- _Source data_:
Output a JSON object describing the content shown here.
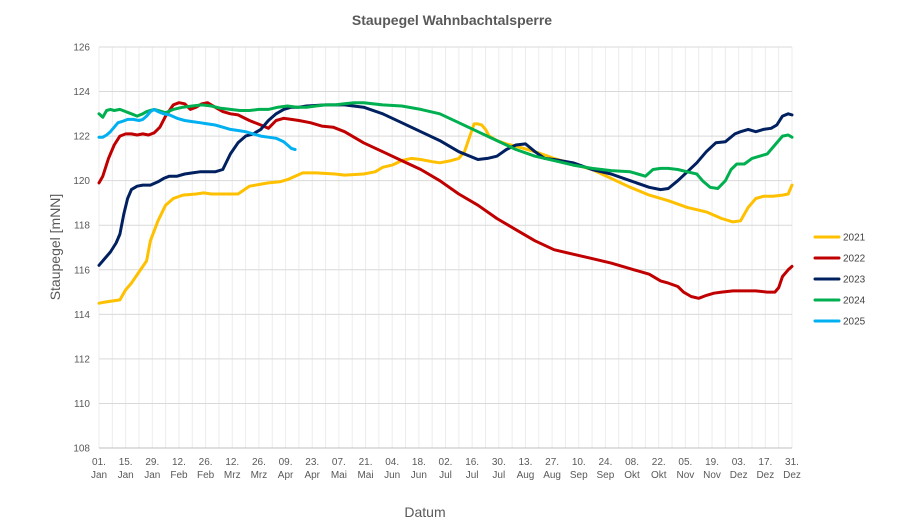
{
  "chart_data": {
    "type": "line",
    "title": "Staupegel Wahnbachtalsperre",
    "xlabel": "Datum",
    "ylabel": "Staupegel  [mNN]",
    "ylim": [
      108,
      126
    ],
    "yticks": [
      108,
      110,
      112,
      114,
      116,
      118,
      120,
      122,
      124,
      126
    ],
    "xlim": [
      1,
      365
    ],
    "x_unit": "day of year",
    "grid": "on",
    "legend_position": "right",
    "x_tick_labels": [
      {
        "day": 1,
        "top": "01.",
        "bottom": "Jan"
      },
      {
        "day": 15,
        "top": "15.",
        "bottom": "Jan"
      },
      {
        "day": 29,
        "top": "29.",
        "bottom": "Jan"
      },
      {
        "day": 43,
        "top": "12.",
        "bottom": "Feb"
      },
      {
        "day": 57,
        "top": "26.",
        "bottom": "Feb"
      },
      {
        "day": 71,
        "top": "12.",
        "bottom": "Mrz"
      },
      {
        "day": 85,
        "top": "26.",
        "bottom": "Mrz"
      },
      {
        "day": 99,
        "top": "09.",
        "bottom": "Apr"
      },
      {
        "day": 113,
        "top": "23.",
        "bottom": "Apr"
      },
      {
        "day": 127,
        "top": "07.",
        "bottom": "Mai"
      },
      {
        "day": 141,
        "top": "21.",
        "bottom": "Mai"
      },
      {
        "day": 155,
        "top": "04.",
        "bottom": "Jun"
      },
      {
        "day": 169,
        "top": "18.",
        "bottom": "Jun"
      },
      {
        "day": 183,
        "top": "02.",
        "bottom": "Jul"
      },
      {
        "day": 197,
        "top": "16.",
        "bottom": "Jul"
      },
      {
        "day": 211,
        "top": "30.",
        "bottom": "Jul"
      },
      {
        "day": 225,
        "top": "13.",
        "bottom": "Aug"
      },
      {
        "day": 239,
        "top": "27.",
        "bottom": "Aug"
      },
      {
        "day": 253,
        "top": "10.",
        "bottom": "Sep"
      },
      {
        "day": 267,
        "top": "24.",
        "bottom": "Sep"
      },
      {
        "day": 281,
        "top": "08.",
        "bottom": "Okt"
      },
      {
        "day": 295,
        "top": "22.",
        "bottom": "Okt"
      },
      {
        "day": 309,
        "top": "05.",
        "bottom": "Nov"
      },
      {
        "day": 323,
        "top": "19.",
        "bottom": "Nov"
      },
      {
        "day": 337,
        "top": "03.",
        "bottom": "Dez"
      },
      {
        "day": 351,
        "top": "17.",
        "bottom": "Dez"
      },
      {
        "day": 365,
        "top": "31.",
        "bottom": "Dez"
      }
    ],
    "series": [
      {
        "name": "2021",
        "color": "#FFC000",
        "x": [
          1,
          4,
          8,
          12,
          15,
          18,
          22,
          26,
          28,
          32,
          36,
          40,
          45,
          52,
          56,
          60,
          66,
          70,
          74,
          80,
          90,
          96,
          100,
          108,
          115,
          125,
          130,
          140,
          146,
          150,
          155,
          160,
          165,
          170,
          176,
          180,
          186,
          190,
          193,
          195,
          197,
          198,
          200,
          202,
          204,
          206,
          210,
          215,
          222,
          230,
          240,
          250,
          260,
          270,
          280,
          290,
          300,
          310,
          320,
          328,
          334,
          338,
          342,
          346,
          350,
          355,
          360,
          363,
          365
        ],
        "y": [
          114.5,
          114.55,
          114.6,
          114.65,
          115.1,
          115.4,
          115.9,
          116.4,
          117.3,
          118.2,
          118.9,
          119.2,
          119.35,
          119.4,
          119.45,
          119.4,
          119.4,
          119.4,
          119.4,
          119.75,
          119.9,
          119.95,
          120.05,
          120.35,
          120.35,
          120.3,
          120.25,
          120.3,
          120.4,
          120.6,
          120.7,
          120.9,
          121.0,
          120.95,
          120.85,
          120.8,
          120.9,
          121.0,
          121.3,
          121.8,
          122.3,
          122.55,
          122.55,
          122.5,
          122.3,
          122.0,
          121.8,
          121.65,
          121.5,
          121.3,
          121.0,
          120.75,
          120.5,
          120.1,
          119.7,
          119.35,
          119.1,
          118.8,
          118.6,
          118.3,
          118.15,
          118.2,
          118.8,
          119.2,
          119.3,
          119.3,
          119.35,
          119.4,
          119.8
        ]
      },
      {
        "name": "2022",
        "color": "#C00000",
        "x": [
          1,
          3,
          6,
          9,
          12,
          15,
          18,
          21,
          24,
          27,
          30,
          33,
          36,
          40,
          43,
          46,
          49,
          52,
          55,
          58,
          62,
          66,
          70,
          74,
          80,
          86,
          90,
          94,
          98,
          102,
          106,
          112,
          118,
          124,
          130,
          140,
          150,
          160,
          170,
          180,
          190,
          200,
          210,
          220,
          230,
          240,
          250,
          260,
          270,
          280,
          290,
          296,
          300,
          305,
          308,
          312,
          316,
          320,
          324,
          328,
          334,
          340,
          346,
          352,
          356,
          358,
          360,
          363,
          365
        ],
        "y": [
          119.9,
          120.2,
          121.0,
          121.6,
          122.0,
          122.1,
          122.1,
          122.05,
          122.1,
          122.05,
          122.15,
          122.4,
          122.9,
          123.4,
          123.5,
          123.45,
          123.2,
          123.3,
          123.45,
          123.5,
          123.3,
          123.1,
          123.0,
          122.95,
          122.7,
          122.5,
          122.35,
          122.7,
          122.8,
          122.75,
          122.7,
          122.6,
          122.45,
          122.4,
          122.2,
          121.7,
          121.3,
          120.9,
          120.5,
          120.0,
          119.4,
          118.9,
          118.3,
          117.8,
          117.3,
          116.9,
          116.7,
          116.5,
          116.3,
          116.05,
          115.8,
          115.5,
          115.4,
          115.25,
          115.0,
          114.8,
          114.72,
          114.85,
          114.95,
          115.0,
          115.05,
          115.05,
          115.05,
          115.0,
          115.0,
          115.2,
          115.7,
          116.0,
          116.15
        ]
      },
      {
        "name": "2023",
        "color": "#002060",
        "x": [
          1,
          4,
          7,
          10,
          12,
          14,
          16,
          18,
          21,
          24,
          28,
          32,
          35,
          38,
          42,
          46,
          50,
          54,
          58,
          62,
          66,
          70,
          74,
          78,
          82,
          86,
          90,
          94,
          98,
          102,
          106,
          110,
          120,
          130,
          140,
          150,
          160,
          170,
          180,
          190,
          200,
          205,
          210,
          215,
          220,
          225,
          230,
          235,
          240,
          250,
          260,
          270,
          280,
          290,
          296,
          300,
          305,
          310,
          315,
          320,
          325,
          330,
          335,
          338,
          342,
          346,
          350,
          354,
          357,
          360,
          363,
          365
        ],
        "y": [
          116.2,
          116.5,
          116.8,
          117.2,
          117.6,
          118.5,
          119.2,
          119.6,
          119.75,
          119.8,
          119.8,
          119.95,
          120.1,
          120.2,
          120.2,
          120.3,
          120.35,
          120.4,
          120.4,
          120.4,
          120.5,
          121.2,
          121.7,
          122.0,
          122.1,
          122.3,
          122.7,
          123.0,
          123.2,
          123.3,
          123.3,
          123.35,
          123.4,
          123.4,
          123.3,
          123.0,
          122.6,
          122.2,
          121.8,
          121.3,
          120.95,
          121.0,
          121.1,
          121.4,
          121.6,
          121.65,
          121.3,
          121.0,
          120.95,
          120.8,
          120.5,
          120.3,
          120.0,
          119.7,
          119.6,
          119.65,
          120.0,
          120.4,
          120.8,
          121.3,
          121.7,
          121.75,
          122.1,
          122.2,
          122.3,
          122.2,
          122.3,
          122.35,
          122.5,
          122.9,
          123.0,
          122.95
        ]
      },
      {
        "name": "2024",
        "color": "#00B050",
        "x": [
          1,
          3,
          5,
          7,
          9,
          12,
          15,
          18,
          21,
          24,
          26,
          28,
          30,
          32,
          36,
          40,
          45,
          50,
          55,
          60,
          65,
          70,
          75,
          80,
          85,
          90,
          95,
          100,
          105,
          110,
          115,
          120,
          125,
          130,
          135,
          140,
          150,
          160,
          170,
          180,
          190,
          200,
          210,
          220,
          230,
          240,
          250,
          260,
          270,
          280,
          284,
          288,
          292,
          296,
          300,
          305,
          310,
          315,
          318,
          322,
          326,
          330,
          333,
          336,
          340,
          344,
          348,
          352,
          356,
          360,
          363,
          365
        ],
        "y": [
          123.0,
          122.85,
          123.15,
          123.2,
          123.15,
          123.2,
          123.1,
          123.0,
          122.9,
          123.0,
          123.1,
          123.15,
          123.2,
          123.15,
          123.05,
          123.2,
          123.3,
          123.35,
          123.4,
          123.35,
          123.25,
          123.2,
          123.15,
          123.15,
          123.2,
          123.2,
          123.3,
          123.35,
          123.3,
          123.3,
          123.35,
          123.4,
          123.4,
          123.45,
          123.5,
          123.5,
          123.4,
          123.35,
          123.2,
          123.0,
          122.6,
          122.2,
          121.8,
          121.4,
          121.1,
          120.9,
          120.7,
          120.55,
          120.45,
          120.4,
          120.3,
          120.2,
          120.5,
          120.55,
          120.55,
          120.5,
          120.4,
          120.3,
          120.0,
          119.7,
          119.65,
          120.0,
          120.5,
          120.75,
          120.75,
          121.0,
          121.1,
          121.2,
          121.6,
          122.0,
          122.05,
          121.95
        ]
      },
      {
        "name": "2025",
        "color": "#00B0F0",
        "x": [
          1,
          3,
          5,
          7,
          9,
          11,
          13,
          16,
          19,
          22,
          24,
          26,
          28,
          30,
          32,
          35,
          38,
          42,
          46,
          50,
          54,
          58,
          62,
          66,
          70,
          74,
          78,
          82,
          86,
          90,
          94,
          98,
          100,
          102,
          104
        ],
        "y": [
          121.95,
          121.95,
          122.05,
          122.2,
          122.4,
          122.6,
          122.65,
          122.75,
          122.75,
          122.7,
          122.75,
          122.9,
          123.1,
          123.2,
          123.1,
          123.0,
          122.95,
          122.8,
          122.7,
          122.65,
          122.6,
          122.55,
          122.5,
          122.4,
          122.3,
          122.25,
          122.2,
          122.1,
          122.0,
          121.95,
          121.9,
          121.75,
          121.6,
          121.45,
          121.4
        ]
      }
    ]
  }
}
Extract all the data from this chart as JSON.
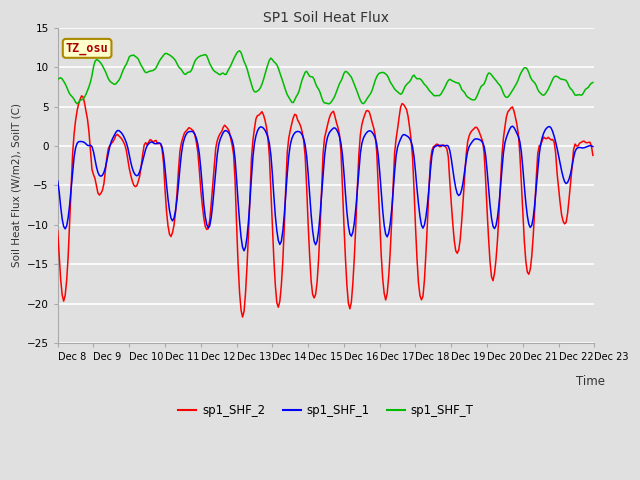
{
  "title": "SP1 Soil Heat Flux",
  "ylabel": "Soil Heat Flux (W/m2), SoilT (C)",
  "xlabel": "Time",
  "ylim": [
    -25,
    15
  ],
  "yticks": [
    -25,
    -20,
    -15,
    -10,
    -5,
    0,
    5,
    10,
    15
  ],
  "bg_color": "#e0e0e0",
  "grid_color": "#ffffff",
  "tz_label": "TZ_osu",
  "tz_bg": "#ffffcc",
  "tz_border": "#aa8800",
  "tz_text_color": "#aa0000",
  "legend_entries": [
    "sp1_SHF_2",
    "sp1_SHF_1",
    "sp1_SHF_T"
  ],
  "line_colors": [
    "#ff0000",
    "#0000ff",
    "#00bb00"
  ],
  "x_tick_labels": [
    "Dec 8",
    "Dec 9",
    "Dec 10",
    "Dec 11",
    "Dec 12",
    "Dec 13",
    "Dec 14",
    "Dec 15",
    "Dec 16",
    "Dec 17",
    "Dec 18",
    "Dec 19",
    "Dec 20",
    "Dec 21",
    "Dec 22",
    "Dec 23"
  ],
  "num_days": 15,
  "hours_per_day": 24,
  "figsize": [
    6.4,
    4.8
  ],
  "dpi": 100
}
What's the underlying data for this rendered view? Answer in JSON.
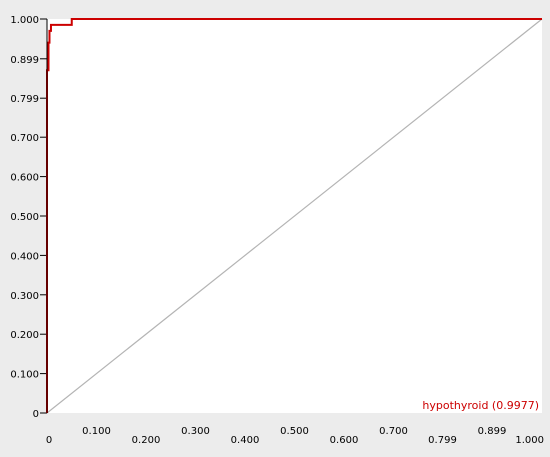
{
  "chart_data": {
    "type": "line",
    "title": "",
    "xlabel": "",
    "ylabel": "",
    "xlim": [
      0,
      1.0
    ],
    "ylim": [
      0,
      1.0
    ],
    "grid": false,
    "legend_placement": "bottom-right",
    "x_tick_labels": [
      "0",
      "0.100",
      "0.200",
      "0.300",
      "0.400",
      "0.500",
      "0.600",
      "0.700",
      "0.799",
      "0.899",
      "1.000"
    ],
    "x_tick_values": [
      0,
      0.1,
      0.2,
      0.3,
      0.4,
      0.5,
      0.6,
      0.7,
      0.799,
      0.899,
      1.0
    ],
    "y_tick_labels": [
      "0",
      "0.100",
      "0.200",
      "0.300",
      "0.400",
      "0.500",
      "0.600",
      "0.700",
      "0.799",
      "0.899",
      "1.000"
    ],
    "y_tick_values": [
      0,
      0.1,
      0.2,
      0.3,
      0.4,
      0.5,
      0.6,
      0.7,
      0.799,
      0.899,
      1.0
    ],
    "series": [
      {
        "name": "hypothyroid (0.9977)",
        "color": "#cc0000",
        "x": [
          0,
          0,
          0.003,
          0.003,
          0.005,
          0.005,
          0.008,
          0.008,
          0.05,
          0.05,
          1.0
        ],
        "y": [
          0,
          0.87,
          0.87,
          0.94,
          0.94,
          0.97,
          0.97,
          0.985,
          0.985,
          1.0,
          1.0
        ]
      },
      {
        "color": "#b4b4b4",
        "x": [
          0,
          1.0
        ],
        "y": [
          0,
          1.0
        ]
      }
    ]
  }
}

- _What to work on_: Single out each line of the records above with the string "name" in it, and copy it.

- _Reply_:
        "name": "2021",
        "name": "2022",
        "name": "2023",
        "name": "2024",
        "name": "2025",
        "name": "hypothyroid (0.9977)",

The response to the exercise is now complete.